Pull out from the material below all lines with "Memperbanyak".

(Collection entries)
-*-

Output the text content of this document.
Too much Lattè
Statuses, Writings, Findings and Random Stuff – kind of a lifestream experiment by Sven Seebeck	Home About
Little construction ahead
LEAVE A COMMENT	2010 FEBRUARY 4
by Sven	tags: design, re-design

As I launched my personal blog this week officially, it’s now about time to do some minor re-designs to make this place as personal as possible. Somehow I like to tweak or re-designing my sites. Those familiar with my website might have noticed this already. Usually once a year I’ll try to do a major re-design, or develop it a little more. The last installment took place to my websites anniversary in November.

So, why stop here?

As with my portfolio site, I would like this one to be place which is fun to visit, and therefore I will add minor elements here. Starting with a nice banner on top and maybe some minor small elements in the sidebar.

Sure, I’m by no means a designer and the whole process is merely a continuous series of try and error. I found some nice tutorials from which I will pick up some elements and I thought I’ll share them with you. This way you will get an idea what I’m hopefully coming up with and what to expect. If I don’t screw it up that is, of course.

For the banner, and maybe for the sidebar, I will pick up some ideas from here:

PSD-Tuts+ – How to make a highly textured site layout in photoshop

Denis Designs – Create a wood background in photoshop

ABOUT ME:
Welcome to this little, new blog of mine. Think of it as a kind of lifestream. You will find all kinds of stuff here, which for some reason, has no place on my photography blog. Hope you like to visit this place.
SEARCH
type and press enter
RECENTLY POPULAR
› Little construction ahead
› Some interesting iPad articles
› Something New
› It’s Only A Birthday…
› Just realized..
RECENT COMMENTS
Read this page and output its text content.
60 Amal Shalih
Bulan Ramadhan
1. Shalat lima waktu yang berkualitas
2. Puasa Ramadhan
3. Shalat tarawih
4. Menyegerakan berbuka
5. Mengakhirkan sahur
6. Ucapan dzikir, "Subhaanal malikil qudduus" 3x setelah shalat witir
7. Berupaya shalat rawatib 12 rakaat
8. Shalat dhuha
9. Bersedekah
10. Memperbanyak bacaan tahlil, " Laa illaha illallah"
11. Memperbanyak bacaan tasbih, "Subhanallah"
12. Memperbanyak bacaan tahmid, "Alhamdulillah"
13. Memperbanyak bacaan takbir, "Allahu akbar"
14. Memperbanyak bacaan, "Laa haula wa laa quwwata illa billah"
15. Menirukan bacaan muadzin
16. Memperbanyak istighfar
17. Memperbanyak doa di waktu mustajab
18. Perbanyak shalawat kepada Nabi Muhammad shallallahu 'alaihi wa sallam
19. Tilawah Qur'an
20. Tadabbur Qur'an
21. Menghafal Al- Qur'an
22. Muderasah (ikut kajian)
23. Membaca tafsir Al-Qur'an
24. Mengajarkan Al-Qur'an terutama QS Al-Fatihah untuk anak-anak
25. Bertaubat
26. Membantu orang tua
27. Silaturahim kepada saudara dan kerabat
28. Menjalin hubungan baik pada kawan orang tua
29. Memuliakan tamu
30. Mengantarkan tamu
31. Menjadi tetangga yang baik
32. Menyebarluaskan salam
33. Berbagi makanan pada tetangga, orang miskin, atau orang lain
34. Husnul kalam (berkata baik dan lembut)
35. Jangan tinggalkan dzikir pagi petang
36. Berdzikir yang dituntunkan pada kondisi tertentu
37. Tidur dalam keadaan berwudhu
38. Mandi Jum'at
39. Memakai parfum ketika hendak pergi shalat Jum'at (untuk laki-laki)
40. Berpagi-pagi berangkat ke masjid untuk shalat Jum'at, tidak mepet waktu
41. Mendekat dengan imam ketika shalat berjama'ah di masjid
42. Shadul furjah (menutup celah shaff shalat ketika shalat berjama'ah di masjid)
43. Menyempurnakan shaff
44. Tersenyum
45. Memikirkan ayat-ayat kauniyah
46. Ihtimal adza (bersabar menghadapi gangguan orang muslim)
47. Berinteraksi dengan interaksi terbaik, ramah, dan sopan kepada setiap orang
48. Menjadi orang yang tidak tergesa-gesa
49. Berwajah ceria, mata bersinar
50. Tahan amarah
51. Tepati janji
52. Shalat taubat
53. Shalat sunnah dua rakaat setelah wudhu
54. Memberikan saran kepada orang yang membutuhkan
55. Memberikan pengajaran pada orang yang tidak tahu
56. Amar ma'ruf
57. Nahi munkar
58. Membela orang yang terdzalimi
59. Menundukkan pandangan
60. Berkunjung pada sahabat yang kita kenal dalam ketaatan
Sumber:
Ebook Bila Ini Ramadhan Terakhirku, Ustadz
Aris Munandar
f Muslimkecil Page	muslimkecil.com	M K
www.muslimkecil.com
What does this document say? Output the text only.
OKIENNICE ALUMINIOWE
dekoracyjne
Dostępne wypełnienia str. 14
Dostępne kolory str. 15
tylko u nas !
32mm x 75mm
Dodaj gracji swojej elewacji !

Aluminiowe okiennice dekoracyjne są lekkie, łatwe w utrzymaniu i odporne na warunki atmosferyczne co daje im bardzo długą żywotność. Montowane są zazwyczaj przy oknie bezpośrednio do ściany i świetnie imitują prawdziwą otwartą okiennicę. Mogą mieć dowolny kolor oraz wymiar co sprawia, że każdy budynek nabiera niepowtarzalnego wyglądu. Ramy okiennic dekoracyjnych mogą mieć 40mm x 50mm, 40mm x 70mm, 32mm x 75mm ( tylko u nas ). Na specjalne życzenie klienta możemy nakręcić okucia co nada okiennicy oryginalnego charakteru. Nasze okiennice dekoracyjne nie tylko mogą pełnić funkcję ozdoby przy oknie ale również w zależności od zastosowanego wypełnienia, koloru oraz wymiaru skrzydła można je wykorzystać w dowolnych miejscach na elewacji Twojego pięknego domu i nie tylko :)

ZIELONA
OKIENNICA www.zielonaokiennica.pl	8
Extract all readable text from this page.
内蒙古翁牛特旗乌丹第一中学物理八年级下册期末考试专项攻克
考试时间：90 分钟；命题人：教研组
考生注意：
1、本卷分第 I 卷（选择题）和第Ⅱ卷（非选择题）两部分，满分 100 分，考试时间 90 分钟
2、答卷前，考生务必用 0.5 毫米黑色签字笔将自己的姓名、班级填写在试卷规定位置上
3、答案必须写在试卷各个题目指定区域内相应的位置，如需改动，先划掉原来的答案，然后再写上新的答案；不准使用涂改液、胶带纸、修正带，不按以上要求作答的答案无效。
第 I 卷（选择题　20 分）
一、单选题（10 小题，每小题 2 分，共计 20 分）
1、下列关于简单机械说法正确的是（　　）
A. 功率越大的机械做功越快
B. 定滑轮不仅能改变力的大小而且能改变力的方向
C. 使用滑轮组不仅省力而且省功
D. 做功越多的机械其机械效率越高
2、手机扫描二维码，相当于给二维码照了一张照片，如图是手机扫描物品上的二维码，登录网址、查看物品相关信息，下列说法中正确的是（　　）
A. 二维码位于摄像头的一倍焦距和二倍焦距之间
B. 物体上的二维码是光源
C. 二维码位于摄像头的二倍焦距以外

-*-

→ **Solution to this problem**
10. Memperbanyak bacaan tahlil, " Laa illaha illallah"
11. Memperbanyak bacaan tasbih, "Subhanallah"
12. Memperbanyak bacaan tahmid, "Alhamdulillah"
13. Memperbanyak bacaan takbir, "Allahu akbar"
14. Memperbanyak bacaan, "Laa haula wa laa quwwata illa billah"
16. Memperbanyak istighfar
17. Memperbanyak doa di waktu mustajab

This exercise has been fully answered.